● **Instructions to follow**
Every entry needs to be printed exactly, please.

━━ Source records

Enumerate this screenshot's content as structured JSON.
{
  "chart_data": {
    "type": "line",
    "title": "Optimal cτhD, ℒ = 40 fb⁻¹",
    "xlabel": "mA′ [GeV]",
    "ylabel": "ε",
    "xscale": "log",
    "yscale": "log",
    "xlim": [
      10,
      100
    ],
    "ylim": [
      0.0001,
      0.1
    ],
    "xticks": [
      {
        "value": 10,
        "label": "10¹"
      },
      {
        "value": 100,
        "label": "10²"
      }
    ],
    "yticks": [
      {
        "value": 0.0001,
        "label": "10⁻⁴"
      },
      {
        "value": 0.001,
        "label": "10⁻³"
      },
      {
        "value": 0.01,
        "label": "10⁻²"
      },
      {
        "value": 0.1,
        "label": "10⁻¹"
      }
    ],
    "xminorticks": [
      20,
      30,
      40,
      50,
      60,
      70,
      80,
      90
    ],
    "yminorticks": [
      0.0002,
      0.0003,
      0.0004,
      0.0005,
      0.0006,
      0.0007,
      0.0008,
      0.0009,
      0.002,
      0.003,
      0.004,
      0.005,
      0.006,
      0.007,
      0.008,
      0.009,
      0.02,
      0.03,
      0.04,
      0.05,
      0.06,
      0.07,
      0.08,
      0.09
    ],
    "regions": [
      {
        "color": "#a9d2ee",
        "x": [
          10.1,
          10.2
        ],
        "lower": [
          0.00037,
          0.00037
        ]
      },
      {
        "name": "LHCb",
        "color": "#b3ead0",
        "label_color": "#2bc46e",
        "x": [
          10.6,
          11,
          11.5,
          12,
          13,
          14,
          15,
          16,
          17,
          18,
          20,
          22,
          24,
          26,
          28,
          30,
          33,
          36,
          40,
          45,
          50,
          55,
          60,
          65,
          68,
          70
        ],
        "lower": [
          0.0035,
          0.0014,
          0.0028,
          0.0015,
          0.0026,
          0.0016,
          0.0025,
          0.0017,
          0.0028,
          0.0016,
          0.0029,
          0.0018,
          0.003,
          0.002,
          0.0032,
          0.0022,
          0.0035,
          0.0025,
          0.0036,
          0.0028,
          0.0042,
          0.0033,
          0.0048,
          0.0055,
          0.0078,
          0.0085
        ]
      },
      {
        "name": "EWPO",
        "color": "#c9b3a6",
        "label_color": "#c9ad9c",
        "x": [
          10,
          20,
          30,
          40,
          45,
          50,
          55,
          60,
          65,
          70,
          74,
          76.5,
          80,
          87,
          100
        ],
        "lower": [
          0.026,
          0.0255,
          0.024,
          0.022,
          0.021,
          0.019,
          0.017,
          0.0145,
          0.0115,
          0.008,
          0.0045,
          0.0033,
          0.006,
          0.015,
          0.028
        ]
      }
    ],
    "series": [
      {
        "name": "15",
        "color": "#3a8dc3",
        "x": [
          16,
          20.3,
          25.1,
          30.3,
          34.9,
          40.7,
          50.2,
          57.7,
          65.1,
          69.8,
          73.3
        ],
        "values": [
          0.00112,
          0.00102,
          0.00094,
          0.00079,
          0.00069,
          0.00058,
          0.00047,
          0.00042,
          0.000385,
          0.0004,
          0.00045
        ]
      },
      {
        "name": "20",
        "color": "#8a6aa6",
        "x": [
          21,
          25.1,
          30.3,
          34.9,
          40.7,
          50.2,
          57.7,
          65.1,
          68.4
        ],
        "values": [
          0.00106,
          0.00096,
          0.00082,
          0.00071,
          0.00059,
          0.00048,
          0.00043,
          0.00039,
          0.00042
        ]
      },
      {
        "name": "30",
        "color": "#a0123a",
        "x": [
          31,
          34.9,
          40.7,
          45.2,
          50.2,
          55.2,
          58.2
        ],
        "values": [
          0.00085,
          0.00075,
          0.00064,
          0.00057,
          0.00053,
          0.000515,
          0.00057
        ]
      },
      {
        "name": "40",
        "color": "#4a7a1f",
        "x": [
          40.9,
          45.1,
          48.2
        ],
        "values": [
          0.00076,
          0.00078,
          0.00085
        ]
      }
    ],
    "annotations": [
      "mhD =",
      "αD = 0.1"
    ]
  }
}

━━━━

● **Answer in full**
Enumerate this screenshot's content as structured JSON.
{
  "chart_data": {
    "type": "line",
    "title": "Optimal cτhD, ℒ = 40 fb⁻¹",
    "xlabel": "mA′ [GeV]",
    "ylabel": "ε",
    "xscale": "log",
    "yscale": "log",
    "xlim": [
      10,
      100
    ],
    "ylim": [
      0.0001,
      0.1
    ],
    "xticks": [
      {
        "value": 10,
        "label": "10¹"
      },
      {
        "value": 100,
        "label": "10²"
      }
    ],
    "yticks": [
      {
        "value": 0.0001,
        "label": "10⁻⁴"
      },
      {
        "value": 0.001,
        "label": "10⁻³"
      },
      {
        "value": 0.01,
        "label": "10⁻²"
      },
      {
        "value": 0.1,
        "label": "10⁻¹"
      }
    ],
    "xminorticks": [
      20,
      30,
      40,
      50,
      60,
      70,
      80,
      90
    ],
    "yminorticks": [
      0.0002,
      0.0003,
      0.0004,
      0.0005,
      0.0006,
      0.0007,
      0.0008,
      0.0009,
      0.002,
      0.003,
      0.004,
      0.005,
      0.006,
      0.007,
      0.008,
      0.009,
      0.02,
      0.03,
      0.04,
      0.05,
      0.06,
      0.07,
      0.08,
      0.09
    ],
    "regions": [
      {
        "color": "#a9d2ee",
        "x": [
          10.1,
          10.2
        ],
        "lower": [
          0.00037,
          0.00037
        ]
      },
      {
        "name": "LHCb",
        "color": "#b3ead0",
        "label_color": "#2bc46e",
        "x": [
          10.6,
          11,
          11.5,
          12,
          13,
          14,
          15,
          16,
          17,
          18,
          20,
          22,
          24,
          26,
          28,
          30,
          33,
          36,
          40,
          45,
          50,
          55,
          60,
          65,
          68,
          70
        ],
        "lower": [
          0.0035,
          0.0014,
          0.0028,
          0.0015,
          0.0026,
          0.0016,
          0.0025,
          0.0017,
          0.0028,
          0.0016,
          0.0029,
          0.0018,
          0.003,
          0.002,
          0.0032,
          0.0022,
          0.0035,
          0.0025,
          0.0036,
          0.0028,
          0.0042,
          0.0033,
          0.0048,
          0.0055,
          0.0078,
          0.0085
        ]
      },
      {
        "name": "EWPO",
        "color": "#c9b3a6",
        "label_color": "#c9ad9c",
        "x": [
          10,
          20,
          30,
          40,
          45,
          50,
          55,
          60,
          65,
          70,
          74,
          76.5,
          80,
          87,
          100
        ],
        "lower": [
          0.026,
          0.0255,
          0.024,
          0.022,
          0.021,
          0.019,
          0.017,
          0.0145,
          0.0115,
          0.008,
          0.0045,
          0.0033,
          0.006,
          0.015,
          0.028
        ]
      }
    ],
    "series": [
      {
        "name": "15",
        "color": "#3a8dc3",
        "x": [
          16,
          20.3,
          25.1,
          30.3,
          34.9,
          40.7,
          50.2,
          57.7,
          65.1,
          69.8,
          73.3
        ],
        "values": [
          0.00112,
          0.00102,
          0.00094,
          0.00079,
          0.00069,
          0.00058,
          0.00047,
          0.00042,
          0.000385,
          0.0004,
          0.00045
        ]
      },
      {
        "name": "20",
        "color": "#8a6aa6",
        "x": [
          21,
          25.1,
          30.3,
          34.9,
          40.7,
          50.2,
          57.7,
          65.1,
          68.4
        ],
        "values": [
          0.00106,
          0.00096,
          0.00082,
          0.00071,
          0.00059,
          0.00048,
          0.00043,
          0.00039,
          0.00042
        ]
      },
      {
        "name": "30",
        "color": "#a0123a",
        "x": [
          31,
          34.9,
          40.7,
          45.2,
          50.2,
          55.2,
          58.2
        ],
        "values": [
          0.00085,
          0.00075,
          0.00064,
          0.00057,
          0.00053,
          0.000515,
          0.00057
        ]
      },
      {
        "name": "40",
        "color": "#4a7a1f",
        "x": [
          40.9,
          45.1,
          48.2
        ],
        "values": [
          0.00076,
          0.00078,
          0.00085
        ]
      }
    ],
    "annotations": [
      "mhD =",
      "αD = 0.1"
    ]
  }
}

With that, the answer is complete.